EXERCISE ->
Determine how many lines contain the string "value", then reply with that figure only.

(Stored dataset items)
========================

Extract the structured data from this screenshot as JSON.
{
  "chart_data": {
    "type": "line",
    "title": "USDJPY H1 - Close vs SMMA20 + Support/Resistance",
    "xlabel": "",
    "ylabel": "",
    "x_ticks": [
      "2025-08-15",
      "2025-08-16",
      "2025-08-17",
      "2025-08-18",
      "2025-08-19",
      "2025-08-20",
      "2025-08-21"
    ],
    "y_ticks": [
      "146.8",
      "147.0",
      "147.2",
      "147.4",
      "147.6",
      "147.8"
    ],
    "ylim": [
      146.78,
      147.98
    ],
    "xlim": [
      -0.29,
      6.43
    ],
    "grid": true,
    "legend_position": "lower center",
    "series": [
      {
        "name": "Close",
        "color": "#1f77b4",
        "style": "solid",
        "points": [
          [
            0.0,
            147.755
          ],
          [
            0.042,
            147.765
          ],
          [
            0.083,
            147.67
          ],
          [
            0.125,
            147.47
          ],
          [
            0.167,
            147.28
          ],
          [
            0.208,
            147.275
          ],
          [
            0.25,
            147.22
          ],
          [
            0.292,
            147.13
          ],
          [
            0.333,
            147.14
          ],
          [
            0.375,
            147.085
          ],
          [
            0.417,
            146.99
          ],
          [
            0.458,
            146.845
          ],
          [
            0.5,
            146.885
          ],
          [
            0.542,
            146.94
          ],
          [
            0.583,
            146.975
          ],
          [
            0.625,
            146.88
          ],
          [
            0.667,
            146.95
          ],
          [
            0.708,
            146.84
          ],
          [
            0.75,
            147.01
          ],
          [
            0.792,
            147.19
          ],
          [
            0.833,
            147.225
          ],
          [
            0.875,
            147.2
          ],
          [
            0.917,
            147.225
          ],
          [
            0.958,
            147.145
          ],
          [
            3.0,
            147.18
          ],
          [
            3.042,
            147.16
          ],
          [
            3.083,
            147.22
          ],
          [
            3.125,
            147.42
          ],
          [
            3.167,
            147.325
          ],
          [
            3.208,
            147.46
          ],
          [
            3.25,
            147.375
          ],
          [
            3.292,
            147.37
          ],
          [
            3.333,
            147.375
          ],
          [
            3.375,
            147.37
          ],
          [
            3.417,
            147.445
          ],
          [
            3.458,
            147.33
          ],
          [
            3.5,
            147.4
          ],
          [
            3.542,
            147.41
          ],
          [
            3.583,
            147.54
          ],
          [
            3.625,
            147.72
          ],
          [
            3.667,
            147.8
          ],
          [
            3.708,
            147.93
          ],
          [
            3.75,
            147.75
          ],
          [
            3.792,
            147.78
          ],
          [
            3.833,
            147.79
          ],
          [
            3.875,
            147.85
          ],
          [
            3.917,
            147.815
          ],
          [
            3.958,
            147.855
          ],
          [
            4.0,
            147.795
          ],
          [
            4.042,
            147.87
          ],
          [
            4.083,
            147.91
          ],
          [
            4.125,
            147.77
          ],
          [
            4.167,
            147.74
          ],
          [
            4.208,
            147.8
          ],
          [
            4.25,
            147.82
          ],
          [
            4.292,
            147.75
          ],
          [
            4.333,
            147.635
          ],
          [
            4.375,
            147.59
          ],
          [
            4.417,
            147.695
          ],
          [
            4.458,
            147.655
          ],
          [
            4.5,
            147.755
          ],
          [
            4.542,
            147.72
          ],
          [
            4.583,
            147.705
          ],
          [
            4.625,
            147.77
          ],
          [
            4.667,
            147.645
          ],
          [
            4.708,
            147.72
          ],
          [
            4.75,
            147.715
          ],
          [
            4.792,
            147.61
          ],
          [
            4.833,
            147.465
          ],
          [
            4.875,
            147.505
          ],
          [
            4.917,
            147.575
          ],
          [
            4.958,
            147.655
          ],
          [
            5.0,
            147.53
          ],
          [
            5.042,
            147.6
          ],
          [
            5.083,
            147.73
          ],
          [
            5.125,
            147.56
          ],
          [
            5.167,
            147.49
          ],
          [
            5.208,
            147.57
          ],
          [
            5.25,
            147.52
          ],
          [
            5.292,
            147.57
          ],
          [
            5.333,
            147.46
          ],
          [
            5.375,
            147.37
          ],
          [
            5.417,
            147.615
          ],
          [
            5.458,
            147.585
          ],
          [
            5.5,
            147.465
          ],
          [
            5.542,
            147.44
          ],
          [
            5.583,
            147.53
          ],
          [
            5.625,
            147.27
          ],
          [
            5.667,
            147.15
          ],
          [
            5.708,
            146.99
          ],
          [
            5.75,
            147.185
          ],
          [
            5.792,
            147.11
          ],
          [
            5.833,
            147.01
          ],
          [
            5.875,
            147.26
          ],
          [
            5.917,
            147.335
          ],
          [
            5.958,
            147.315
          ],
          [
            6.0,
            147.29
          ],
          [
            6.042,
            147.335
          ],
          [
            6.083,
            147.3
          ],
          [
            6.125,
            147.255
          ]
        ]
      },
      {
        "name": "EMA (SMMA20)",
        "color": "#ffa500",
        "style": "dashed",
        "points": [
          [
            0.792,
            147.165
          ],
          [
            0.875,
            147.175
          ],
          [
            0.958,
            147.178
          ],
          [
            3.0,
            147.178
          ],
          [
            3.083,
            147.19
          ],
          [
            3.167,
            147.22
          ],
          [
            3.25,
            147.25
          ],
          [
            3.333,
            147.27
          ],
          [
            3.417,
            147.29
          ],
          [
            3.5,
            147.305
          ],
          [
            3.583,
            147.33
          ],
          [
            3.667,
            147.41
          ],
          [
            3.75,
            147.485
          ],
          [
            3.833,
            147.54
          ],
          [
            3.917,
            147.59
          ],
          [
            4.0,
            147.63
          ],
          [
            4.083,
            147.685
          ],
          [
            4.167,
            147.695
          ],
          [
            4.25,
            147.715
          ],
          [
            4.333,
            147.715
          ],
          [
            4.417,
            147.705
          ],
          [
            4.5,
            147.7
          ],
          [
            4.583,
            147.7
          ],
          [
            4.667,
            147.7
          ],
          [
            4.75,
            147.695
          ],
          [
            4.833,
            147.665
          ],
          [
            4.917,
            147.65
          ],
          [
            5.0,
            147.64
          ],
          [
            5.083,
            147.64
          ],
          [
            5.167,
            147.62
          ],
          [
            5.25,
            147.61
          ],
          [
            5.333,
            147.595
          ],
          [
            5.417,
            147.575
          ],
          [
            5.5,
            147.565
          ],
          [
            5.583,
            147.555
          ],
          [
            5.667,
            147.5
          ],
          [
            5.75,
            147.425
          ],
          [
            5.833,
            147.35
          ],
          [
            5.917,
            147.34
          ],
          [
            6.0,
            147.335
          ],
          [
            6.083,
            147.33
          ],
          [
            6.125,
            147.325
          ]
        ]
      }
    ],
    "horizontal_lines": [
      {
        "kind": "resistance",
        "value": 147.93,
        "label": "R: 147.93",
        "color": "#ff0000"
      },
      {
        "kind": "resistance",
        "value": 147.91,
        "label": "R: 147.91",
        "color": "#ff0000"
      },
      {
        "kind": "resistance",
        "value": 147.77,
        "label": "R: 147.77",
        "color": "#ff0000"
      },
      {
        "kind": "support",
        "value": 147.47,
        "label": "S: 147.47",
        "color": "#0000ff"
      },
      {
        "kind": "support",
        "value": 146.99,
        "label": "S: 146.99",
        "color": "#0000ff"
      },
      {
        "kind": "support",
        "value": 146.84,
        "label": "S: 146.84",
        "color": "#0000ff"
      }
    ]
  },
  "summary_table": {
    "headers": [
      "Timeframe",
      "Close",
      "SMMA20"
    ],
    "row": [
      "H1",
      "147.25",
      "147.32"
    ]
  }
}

========================

TASK RESULT ->
6